**EXTRAIT DU TEXTE**

◇ ◇ ◇ ◇

Ouverture d’un tribunal à La Haye pour rendre justice aux journalistes assassinés

Dans un effort sans précédent pour rendre justice aux journalistes assassinés, trois des plus grands groupes de défense de la liberté de la presse ont lancé un Tribunal des peuples visant à responsabiliser les gouvernements. Le Tribunal, une forme de justice d’opinion, repose sur des enquêtes et des analyses juridiques expertes d’affaires spécifiques relatives à trois pays. L’ouverture de ce tribunal aura lieu à La Haye le 2 novembre. Des médias internationaux et des juristes spécialisés y assisteront.

Les violences contre les journalistes sont en augmentation dans le monde entier. Depuis 1992, plus de 1 400 d’entre eux ont été tués, et dans neuf cas sur dix, les assassins restent en liberté. En réaction à cette crise de l’impunité, le Tribunal des peuples contre les assassinats de journalistes, initié par Free Press Unlimited (FPU), le Comité pour la protection des journalistes (CPJ) et Reporters sans frontières (RSF), sera inauguré officiellement mardi 2 novembre, à l’occasion de la Journée internationale pour la fin de l’impunité des crimes contre les journalistes.

◇ ◇ ◇ ◇

Listes des zones d'éléments:
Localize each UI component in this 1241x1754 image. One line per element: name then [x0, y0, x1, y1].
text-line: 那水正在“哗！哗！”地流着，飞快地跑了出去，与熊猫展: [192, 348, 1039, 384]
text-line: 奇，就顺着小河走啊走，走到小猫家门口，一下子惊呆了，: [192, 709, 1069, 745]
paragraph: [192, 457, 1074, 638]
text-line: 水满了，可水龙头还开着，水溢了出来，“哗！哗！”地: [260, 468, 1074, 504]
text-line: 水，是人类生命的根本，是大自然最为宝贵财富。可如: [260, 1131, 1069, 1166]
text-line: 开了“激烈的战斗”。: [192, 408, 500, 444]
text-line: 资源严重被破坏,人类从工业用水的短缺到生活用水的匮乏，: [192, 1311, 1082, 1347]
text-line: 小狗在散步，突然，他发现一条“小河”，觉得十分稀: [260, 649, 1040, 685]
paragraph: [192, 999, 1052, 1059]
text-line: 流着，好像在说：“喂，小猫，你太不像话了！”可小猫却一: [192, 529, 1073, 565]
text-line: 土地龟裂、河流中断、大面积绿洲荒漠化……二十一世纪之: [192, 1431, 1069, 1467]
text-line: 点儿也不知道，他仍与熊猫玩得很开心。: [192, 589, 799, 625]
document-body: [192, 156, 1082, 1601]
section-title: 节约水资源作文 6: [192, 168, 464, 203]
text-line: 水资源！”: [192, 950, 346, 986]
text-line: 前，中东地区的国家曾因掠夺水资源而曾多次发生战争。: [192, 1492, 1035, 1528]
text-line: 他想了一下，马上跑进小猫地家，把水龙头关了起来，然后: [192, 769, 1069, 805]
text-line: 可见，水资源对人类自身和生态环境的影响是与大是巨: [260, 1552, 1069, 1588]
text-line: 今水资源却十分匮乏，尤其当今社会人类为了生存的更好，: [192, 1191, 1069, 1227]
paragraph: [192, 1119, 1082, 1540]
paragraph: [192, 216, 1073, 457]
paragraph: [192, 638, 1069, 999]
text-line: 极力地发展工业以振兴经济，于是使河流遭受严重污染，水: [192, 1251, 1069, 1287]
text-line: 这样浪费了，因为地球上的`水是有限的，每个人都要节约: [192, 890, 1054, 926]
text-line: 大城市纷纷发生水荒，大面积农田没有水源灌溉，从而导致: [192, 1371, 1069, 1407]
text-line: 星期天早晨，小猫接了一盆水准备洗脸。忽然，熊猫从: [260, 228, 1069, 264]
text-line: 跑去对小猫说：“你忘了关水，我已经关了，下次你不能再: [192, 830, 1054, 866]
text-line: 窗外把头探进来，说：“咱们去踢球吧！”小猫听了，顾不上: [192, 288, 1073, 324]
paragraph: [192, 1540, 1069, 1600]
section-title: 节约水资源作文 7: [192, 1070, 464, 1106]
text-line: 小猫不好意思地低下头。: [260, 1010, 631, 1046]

◇ ◇ ◇ ◇

**VOS CONSIGNES**
Recopiez le passage du texte sur le tribunal de La Haye compris entre "Les violences contre" et "contre les journalistes.", bornes incluses.

**RÉSULTAT FINAL**
Les violences contre les journalistes sont en augmentation dans le monde entier. Depuis 1992, plus de 1 400 d’entre eux ont été tués, et dans neuf cas sur dix, les assassins restent en liberté. En réaction à cette crise de l’impunité, le Tribunal des peuples contre les assassinats de journalistes, initié par Free Press Unlimited (FPU), le Comité pour la protection des journalistes (CPJ) et Reporters sans frontières (RSF), sera inauguré officiellement mardi 2 novembre, à l’occasion de la Journée internationale pour la fin de l’impunité des crimes contre les journalistes.